§ **What to do**
Repeat the whole of the data, keeping every detail the same.

Figure contents as structured data:
====
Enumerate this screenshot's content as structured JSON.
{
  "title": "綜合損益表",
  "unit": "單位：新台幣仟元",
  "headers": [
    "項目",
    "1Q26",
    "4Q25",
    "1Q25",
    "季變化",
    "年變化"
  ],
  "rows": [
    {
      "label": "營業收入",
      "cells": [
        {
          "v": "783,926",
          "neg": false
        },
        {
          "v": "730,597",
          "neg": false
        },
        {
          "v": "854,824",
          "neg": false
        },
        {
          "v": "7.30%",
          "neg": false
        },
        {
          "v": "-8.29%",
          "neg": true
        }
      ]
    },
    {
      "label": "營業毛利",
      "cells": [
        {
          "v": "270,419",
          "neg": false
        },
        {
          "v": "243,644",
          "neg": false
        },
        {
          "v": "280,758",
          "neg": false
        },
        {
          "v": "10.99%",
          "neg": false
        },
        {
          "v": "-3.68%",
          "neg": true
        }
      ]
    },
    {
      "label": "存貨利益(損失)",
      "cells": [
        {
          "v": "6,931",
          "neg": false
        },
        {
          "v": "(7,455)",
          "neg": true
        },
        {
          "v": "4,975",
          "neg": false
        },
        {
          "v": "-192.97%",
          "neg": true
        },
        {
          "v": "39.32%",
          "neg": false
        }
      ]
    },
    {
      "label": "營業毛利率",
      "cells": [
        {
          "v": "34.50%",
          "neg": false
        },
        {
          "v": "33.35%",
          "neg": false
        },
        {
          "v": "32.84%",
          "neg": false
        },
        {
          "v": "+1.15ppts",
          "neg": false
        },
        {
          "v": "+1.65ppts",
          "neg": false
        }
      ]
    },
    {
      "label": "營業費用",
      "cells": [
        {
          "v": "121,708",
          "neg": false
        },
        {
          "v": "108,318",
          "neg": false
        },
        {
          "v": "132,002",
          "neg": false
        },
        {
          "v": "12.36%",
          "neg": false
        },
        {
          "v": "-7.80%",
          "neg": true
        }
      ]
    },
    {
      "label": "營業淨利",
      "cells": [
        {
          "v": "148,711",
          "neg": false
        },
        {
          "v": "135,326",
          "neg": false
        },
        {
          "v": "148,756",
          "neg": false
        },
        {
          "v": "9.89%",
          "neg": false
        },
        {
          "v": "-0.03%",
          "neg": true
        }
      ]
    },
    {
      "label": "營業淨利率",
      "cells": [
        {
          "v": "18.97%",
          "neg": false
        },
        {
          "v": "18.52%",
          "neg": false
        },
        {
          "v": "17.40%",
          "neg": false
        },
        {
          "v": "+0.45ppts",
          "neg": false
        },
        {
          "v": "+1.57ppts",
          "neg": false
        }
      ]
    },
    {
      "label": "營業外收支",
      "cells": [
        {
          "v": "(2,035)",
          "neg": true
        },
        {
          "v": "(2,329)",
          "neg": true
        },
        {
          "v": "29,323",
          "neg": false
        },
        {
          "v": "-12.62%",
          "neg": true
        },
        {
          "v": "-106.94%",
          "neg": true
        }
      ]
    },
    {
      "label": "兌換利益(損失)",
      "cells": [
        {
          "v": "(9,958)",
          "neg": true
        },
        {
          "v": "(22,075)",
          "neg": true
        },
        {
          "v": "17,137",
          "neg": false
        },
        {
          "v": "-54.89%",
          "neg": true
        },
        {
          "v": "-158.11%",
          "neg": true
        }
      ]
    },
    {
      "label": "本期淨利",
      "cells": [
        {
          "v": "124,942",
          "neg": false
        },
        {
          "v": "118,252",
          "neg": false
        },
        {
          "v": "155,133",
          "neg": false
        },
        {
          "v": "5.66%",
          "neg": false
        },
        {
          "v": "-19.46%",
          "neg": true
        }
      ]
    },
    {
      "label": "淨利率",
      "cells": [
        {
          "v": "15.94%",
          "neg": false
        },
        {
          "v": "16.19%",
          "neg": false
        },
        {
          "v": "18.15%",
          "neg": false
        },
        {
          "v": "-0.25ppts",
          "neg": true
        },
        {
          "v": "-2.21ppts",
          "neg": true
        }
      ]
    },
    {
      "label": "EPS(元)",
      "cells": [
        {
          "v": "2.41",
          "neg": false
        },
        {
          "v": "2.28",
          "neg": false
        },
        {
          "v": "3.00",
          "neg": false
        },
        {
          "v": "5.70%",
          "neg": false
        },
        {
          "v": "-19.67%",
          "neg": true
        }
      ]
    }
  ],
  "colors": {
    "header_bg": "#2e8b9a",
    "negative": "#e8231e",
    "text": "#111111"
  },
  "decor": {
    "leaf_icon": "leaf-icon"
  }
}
====
§ **Full response**
Enumerate this screenshot's content as structured JSON.
{
  "title": "綜合損益表",
  "unit": "單位：新台幣仟元",
  "headers": [
    "項目",
    "1Q26",
    "4Q25",
    "1Q25",
    "季變化",
    "年變化"
  ],
  "rows": [
    {
      "label": "營業收入",
      "cells": [
        {
          "v": "783,926",
          "neg": false
        },
        {
          "v": "730,597",
          "neg": false
        },
        {
          "v": "854,824",
          "neg": false
        },
        {
          "v": "7.30%",
          "neg": false
        },
        {
          "v": "-8.29%",
          "neg": true
        }
      ]
    },
    {
      "label": "營業毛利",
      "cells": [
        {
          "v": "270,419",
          "neg": false
        },
        {
          "v": "243,644",
          "neg": false
        },
        {
          "v": "280,758",
          "neg": false
        },
        {
          "v": "10.99%",
          "neg": false
        },
        {
          "v": "-3.68%",
          "neg": true
        }
      ]
    },
    {
      "label": "存貨利益(損失)",
      "cells": [
        {
          "v": "6,931",
          "neg": false
        },
        {
          "v": "(7,455)",
          "neg": true
        },
        {
          "v": "4,975",
          "neg": false
        },
        {
          "v": "-192.97%",
          "neg": true
        },
        {
          "v": "39.32%",
          "neg": false
        }
      ]
    },
    {
      "label": "營業毛利率",
      "cells": [
        {
          "v": "34.50%",
          "neg": false
        },
        {
          "v": "33.35%",
          "neg": false
        },
        {
          "v": "32.84%",
          "neg": false
        },
        {
          "v": "+1.15ppts",
          "neg": false
        },
        {
          "v": "+1.65ppts",
          "neg": false
        }
      ]
    },
    {
      "label": "營業費用",
      "cells": [
        {
          "v": "121,708",
          "neg": false
        },
        {
          "v": "108,318",
          "neg": false
        },
        {
          "v": "132,002",
          "neg": false
        },
        {
          "v": "12.36%",
          "neg": false
        },
        {
          "v": "-7.80%",
          "neg": true
        }
      ]
    },
    {
      "label": "營業淨利",
      "cells": [
        {
          "v": "148,711",
          "neg": false
        },
        {
          "v": "135,326",
          "neg": false
        },
        {
          "v": "148,756",
          "neg": false
        },
        {
          "v": "9.89%",
          "neg": false
        },
        {
          "v": "-0.03%",
          "neg": true
        }
      ]
    },
    {
      "label": "營業淨利率",
      "cells": [
        {
          "v": "18.97%",
          "neg": false
        },
        {
          "v": "18.52%",
          "neg": false
        },
        {
          "v": "17.40%",
          "neg": false
        },
        {
          "v": "+0.45ppts",
          "neg": false
        },
        {
          "v": "+1.57ppts",
          "neg": false
        }
      ]
    },
    {
      "label": "營業外收支",
      "cells": [
        {
          "v": "(2,035)",
          "neg": true
        },
        {
          "v": "(2,329)",
          "neg": true
        },
        {
          "v": "29,323",
          "neg": false
        },
        {
          "v": "-12.62%",
          "neg": true
        },
        {
          "v": "-106.94%",
          "neg": true
        }
      ]
    },
    {
      "label": "兌換利益(損失)",
      "cells": [
        {
          "v": "(9,958)",
          "neg": true
        },
        {
          "v": "(22,075)",
          "neg": true
        },
        {
          "v": "17,137",
          "neg": false
        },
        {
          "v": "-54.89%",
          "neg": true
        },
        {
          "v": "-158.11%",
          "neg": true
        }
      ]
    },
    {
      "label": "本期淨利",
      "cells": [
        {
          "v": "124,942",
          "neg": false
        },
        {
          "v": "118,252",
          "neg": false
        },
        {
          "v": "155,133",
          "neg": false
        },
        {
          "v": "5.66%",
          "neg": false
        },
        {
          "v": "-19.46%",
          "neg": true
        }
      ]
    },
    {
      "label": "淨利率",
      "cells": [
        {
          "v": "15.94%",
          "neg": false
        },
        {
          "v": "16.19%",
          "neg": false
        },
        {
          "v": "18.15%",
          "neg": false
        },
        {
          "v": "-0.25ppts",
          "neg": true
        },
        {
          "v": "-2.21ppts",
          "neg": true
        }
      ]
    },
    {
      "label": "EPS(元)",
      "cells": [
        {
          "v": "2.41",
          "neg": false
        },
        {
          "v": "2.28",
          "neg": false
        },
        {
          "v": "3.00",
          "neg": false
        },
        {
          "v": "5.70%",
          "neg": false
        },
        {
          "v": "-19.67%",
          "neg": true
        }
      ]
    }
  ],
  "colors": {
    "header_bg": "#2e8b9a",
    "negative": "#e8231e",
    "text": "#111111"
  },
  "decor": {
    "leaf_icon": "leaf-icon"
  }
}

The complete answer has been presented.